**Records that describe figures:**
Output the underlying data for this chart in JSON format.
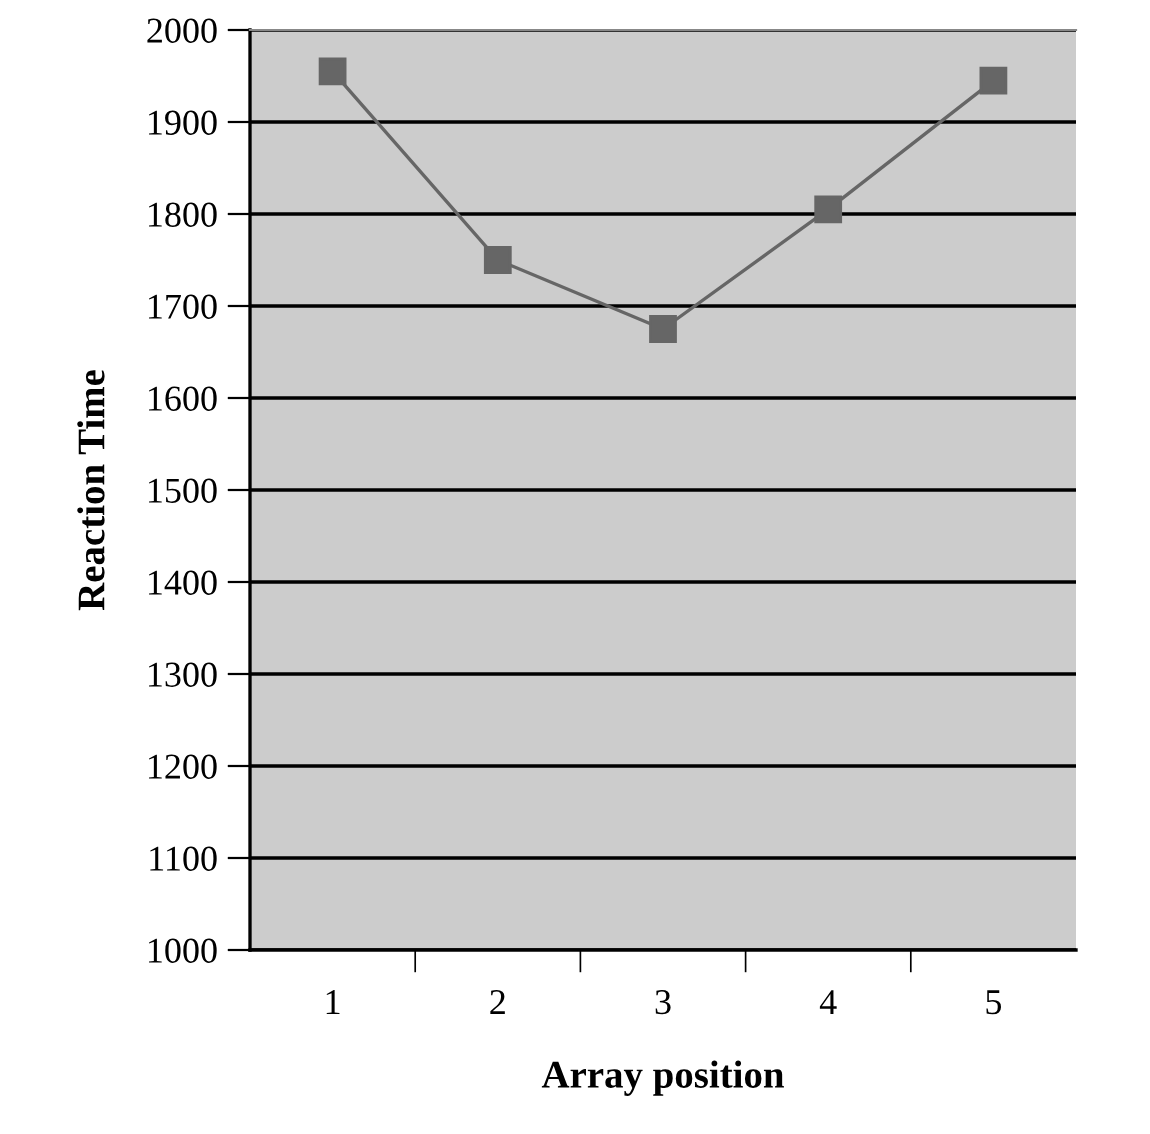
{
  "chart_data": {
    "type": "line",
    "xlabel": "Array position",
    "ylabel": "Reaction Time",
    "categories": [
      "1",
      "2",
      "3",
      "4",
      "5"
    ],
    "series": [
      {
        "color": "#666666",
        "values": [
          1955,
          1750,
          1675,
          1805,
          1945
        ]
      }
    ],
    "ylim": [
      1000,
      2000
    ],
    "yticks": [
      1000,
      1100,
      1200,
      1300,
      1400,
      1500,
      1600,
      1700,
      1800,
      1900,
      2000
    ],
    "grid": "y",
    "marker": "square",
    "line_style": "solid",
    "legend": false
  }
}
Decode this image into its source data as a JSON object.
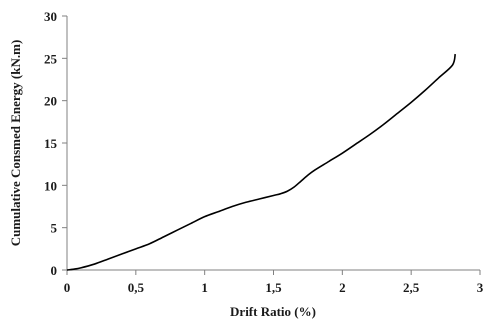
{
  "chart_data": {
    "type": "line",
    "title": "",
    "xlabel": "Drift Ratio (%)",
    "ylabel": "Cumulative Consmed Energy (kN.m)",
    "xlim": [
      0,
      3
    ],
    "ylim": [
      0,
      30
    ],
    "x_ticks": [
      0,
      0.5,
      1,
      1.5,
      2,
      2.5,
      3
    ],
    "x_tick_labels": [
      "0",
      "0,5",
      "1",
      "1,5",
      "2",
      "2,5",
      "3"
    ],
    "y_ticks": [
      0,
      5,
      10,
      15,
      20,
      25,
      30
    ],
    "y_tick_labels": [
      "0",
      "5",
      "10",
      "15",
      "20",
      "25",
      "30"
    ],
    "grid": false,
    "legend": "none",
    "series": [
      {
        "color": "#000000",
        "x": [
          0,
          0.05,
          0.1,
          0.2,
          0.3,
          0.4,
          0.5,
          0.6,
          0.7,
          0.8,
          0.9,
          1.0,
          1.1,
          1.2,
          1.3,
          1.4,
          1.5,
          1.55,
          1.6,
          1.65,
          1.7,
          1.75,
          1.8,
          1.9,
          2.0,
          2.1,
          2.2,
          2.3,
          2.4,
          2.5,
          2.6,
          2.7,
          2.8,
          2.82
        ],
        "y": [
          0,
          0.1,
          0.25,
          0.7,
          1.3,
          1.9,
          2.5,
          3.1,
          3.9,
          4.7,
          5.5,
          6.3,
          6.9,
          7.5,
          8.0,
          8.4,
          8.8,
          9.0,
          9.3,
          9.8,
          10.5,
          11.2,
          11.8,
          12.8,
          13.8,
          14.9,
          16.0,
          17.2,
          18.5,
          19.8,
          21.2,
          22.7,
          24.2,
          25.5
        ]
      }
    ]
  }
}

**Written instruction:** Images must not appear in the copy; reproduce everything else in the records verbatim.

**Answer to this problem:**
Output the underlying data for this chart in JSON format.
{
  "chart_data": {
    "type": "line",
    "xlabel": "Array position",
    "ylabel": "Reaction Time",
    "categories": [
      "1",
      "2",
      "3",
      "4",
      "5"
    ],
    "series": [
      {
        "color": "#666666",
        "values": [
          1955,
          1750,
          1675,
          1805,
          1945
        ]
      }
    ],
    "ylim": [
      1000,
      2000
    ],
    "yticks": [
      1000,
      1100,
      1200,
      1300,
      1400,
      1500,
      1600,
      1700,
      1800,
      1900,
      2000
    ],
    "grid": "y",
    "marker": "square",
    "line_style": "solid",
    "legend": false
  }
}
Decode this image into its source data as a JSON object.
{
  "chart_data": {
    "type": "line",
    "title": "",
    "xlabel": "Drift Ratio (%)",
    "ylabel": "Cumulative Consmed Energy (kN.m)",
    "xlim": [
      0,
      3
    ],
    "ylim": [
      0,
      30
    ],
    "x_ticks": [
      0,
      0.5,
      1,
      1.5,
      2,
      2.5,
      3
    ],
    "x_tick_labels": [
      "0",
      "0,5",
      "1",
      "1,5",
      "2",
      "2,5",
      "3"
    ],
    "y_ticks": [
      0,
      5,
      10,
      15,
      20,
      25,
      30
    ],
    "y_tick_labels": [
      "0",
      "5",
      "10",
      "15",
      "20",
      "25",
      "30"
    ],
    "grid": false,
    "legend": "none",
    "series": [
      {
        "color": "#000000",
        "x": [
          0,
          0.05,
          0.1,
          0.2,
          0.3,
          0.4,
          0.5,
          0.6,
          0.7,
          0.8,
          0.9,
          1.0,
          1.1,
          1.2,
          1.3,
          1.4,
          1.5,
          1.55,
          1.6,
          1.65,
          1.7,
          1.75,
          1.8,
          1.9,
          2.0,
          2.1,
          2.2,
          2.3,
          2.4,
          2.5,
          2.6,
          2.7,
          2.8,
          2.82
        ],
        "y": [
          0,
          0.1,
          0.25,
          0.7,
          1.3,
          1.9,
          2.5,
          3.1,
          3.9,
          4.7,
          5.5,
          6.3,
          6.9,
          7.5,
          8.0,
          8.4,
          8.8,
          9.0,
          9.3,
          9.8,
          10.5,
          11.2,
          11.8,
          12.8,
          13.8,
          14.9,
          16.0,
          17.2,
          18.5,
          19.8,
          21.2,
          22.7,
          24.2,
          25.5
        ]
      }
    ]
  }
}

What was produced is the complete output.